▸ **Assignment**: Search the listing for the string "activities". Copy every line that has it.

▸ **Data listing**:
-------

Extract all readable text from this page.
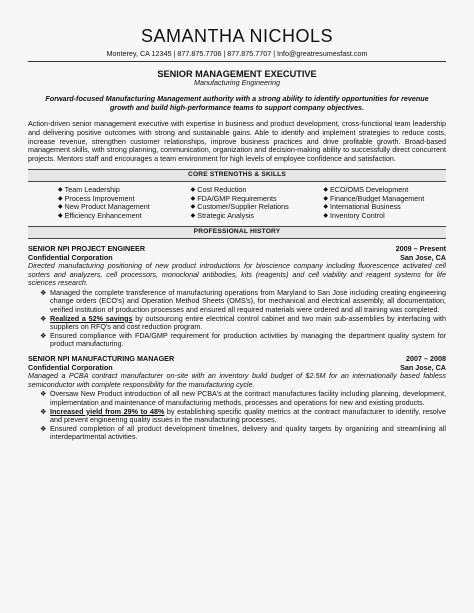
SAMANTHA NICHOLS
Monterey, CA 12345 | 877.875.7706 | 877.875.7707 | Info@greatresumesfast.com
SENIOR MANAGEMENT EXECUTIVE
Manufacturing Engineering
Forward-focused Manufacturing Management authority with a strong ability to identify opportunities for revenue growth and build high-performance teams to support company objectives.
Action-driven senior management executive with expertise in business and product development, cross-functional team leadership and delivering positive outcomes with strong and sustainable gains. Able to identify and implement strategies to reduce costs, increase revenue, strengthen customer relationships, improve business practices and drive profitable growth. Broad-based management skills, with strong planning, communication, organization and decision-making ability to successfully direct concurrent projects. Mentors staff and encourages a team environment for high levels of employee confidence and satisfaction.
CORE STRENGTHS & SKILLS
◆ Team Leadership	◆ Cost Reduction	◆ ECO/OMS Development
◆ Process Improvement	◆ FDA/GMP Requirements	◆ Finance/Budget Management
◆ New Product Management	◆ Customer/Supplier Relations	◆ International Business
◆ Efficiency Enhancement	◆ Strategic Analysis	◆ Inventory Control
PROFESSIONAL HISTORY
SENIOR NPI PROJECT ENGINEER	2009 – Present
Confidential Corporation	San Jose, CA
Directed manufacturing positioning of new product introductions for bioscience company including fluorescence activated cell sorters and analyzers, cell processors, monoclonal antibodies, kits (reagents) and cell viability and reagent systems for life sciences research.
❖ Managed the complete transference of manufacturing operations from Maryland to San Jose including creating engineering change orders (ECO's) and Operation Method Sheets (OMS's), for mechanical and electrical assembly, all documentation, verified institution of production processes and ensured all required materials were ordered and all training was completed.
❖ Realized a 52% savings by outsourcing entire electrical control cabinet and two main sub-assemblies by interfacing with suppliers on RFQ's and cost reduction program.
❖ Ensured compliance with FDA/GMP requirement for production activities by managing the department quality system for product manufacturing.
SENIOR NPI MANUFACTURING MANAGER	2007 – 2008
Confidential Corporation	San Jose, CA
Managed a PCBA contract manufacturer on-site with an inventory build budget of $2.5M for an internationally based fabless semiconductor with complete responsibility for the manufacturing cycle.
❖ Oversaw New Product introduction of all new PCBA's at the contract manufactures facility including planning, development, implementation and maintenance of manufacturing methods, processes and operations for new and existing products.
❖ Increased yield from 29% to 48% by establishing specific quality metrics at the contract manufacturer to identify, resolve and prevent engineering quality issues in the manufacturing processes.
❖ Ensured completion of all product development timelines, delivery and quality targets by organizing and streamlining all interdepartmental activities.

-------

▸ **Answer to this exercise**:
❖ Ensured compliance with FDA/GMP requirement for production activities by managing the department quality system for product manufacturing.
❖ Ensured completion of all product development timelines, delivery and quality targets by organizing and streamlining all interdepartmental activities.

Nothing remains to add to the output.